> _GIVEN DATA_
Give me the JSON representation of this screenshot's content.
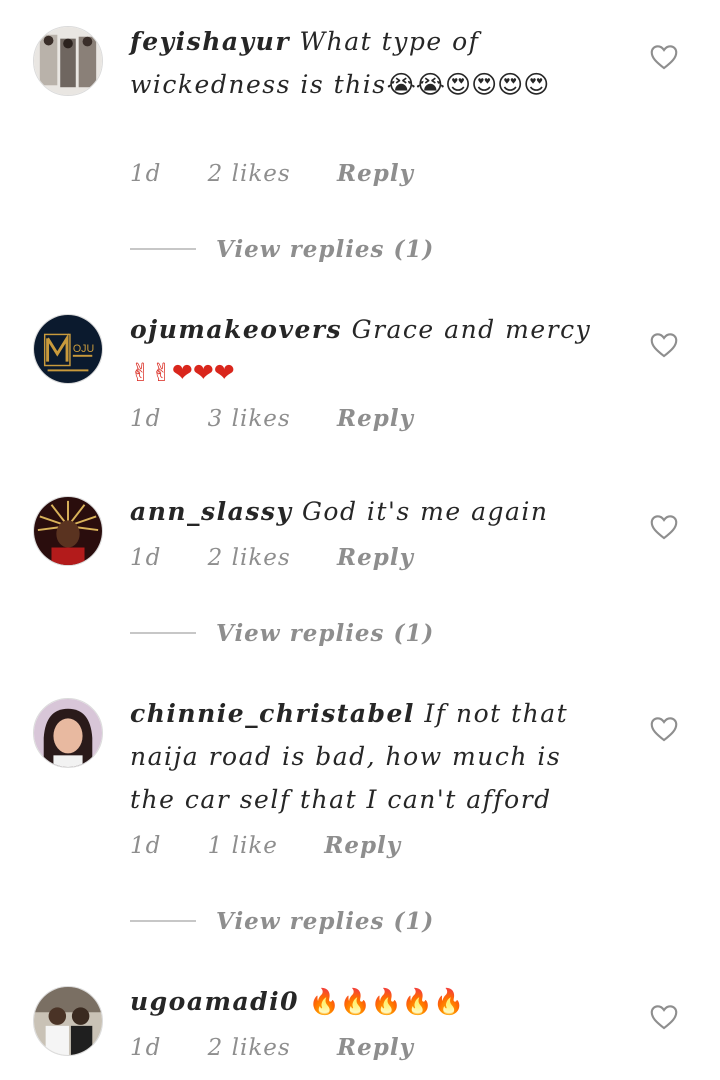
{
  "comments": [
    {
      "username": "feyishayur",
      "text": "What type of wickedness is this",
      "emoji": "😭😭😍😍😍😍",
      "time": "1d",
      "likes": "2 likes",
      "reply": "Reply",
      "view_replies": "View replies (1)"
    },
    {
      "username": "ojumakeovers",
      "text": "Grace and mercy",
      "emoji": "✌✌❤❤❤",
      "time": "1d",
      "likes": "3 likes",
      "reply": "Reply"
    },
    {
      "username": "ann_slassy",
      "text": "God it's me again",
      "emoji": "",
      "time": "1d",
      "likes": "2 likes",
      "reply": "Reply",
      "view_replies": "View replies (1)"
    },
    {
      "username": "chinnie_christabel",
      "text": "If not that naija road is bad, how much is the car self that I can't afford",
      "emoji": "",
      "time": "1d",
      "likes": "1 like",
      "reply": "Reply",
      "view_replies": "View replies (1)"
    },
    {
      "username": "ugoamadi0",
      "text": "",
      "emoji": "🔥🔥🔥🔥🔥",
      "time": "1d",
      "likes": "2 likes",
      "reply": "Reply"
    }
  ]
}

> _PROBLEM DETAILS_
Print out every entry above without changing a word, and leave out the pictures.

> _FINISHED TASK_
Give me the JSON representation of this screenshot's content.
{
  "comments": [
    {
      "username": "feyishayur",
      "text": "What type of wickedness is this",
      "emoji": "😭😭😍😍😍😍",
      "time": "1d",
      "likes": "2 likes",
      "reply": "Reply",
      "view_replies": "View replies (1)"
    },
    {
      "username": "ojumakeovers",
      "text": "Grace and mercy",
      "emoji": "✌✌❤❤❤",
      "time": "1d",
      "likes": "3 likes",
      "reply": "Reply"
    },
    {
      "username": "ann_slassy",
      "text": "God it's me again",
      "emoji": "",
      "time": "1d",
      "likes": "2 likes",
      "reply": "Reply",
      "view_replies": "View replies (1)"
    },
    {
      "username": "chinnie_christabel",
      "text": "If not that naija road is bad, how much is the car self that I can't afford",
      "emoji": "",
      "time": "1d",
      "likes": "1 like",
      "reply": "Reply",
      "view_replies": "View replies (1)"
    },
    {
      "username": "ugoamadi0",
      "text": "",
      "emoji": "🔥🔥🔥🔥🔥",
      "time": "1d",
      "likes": "2 likes",
      "reply": "Reply"
    }
  ]
}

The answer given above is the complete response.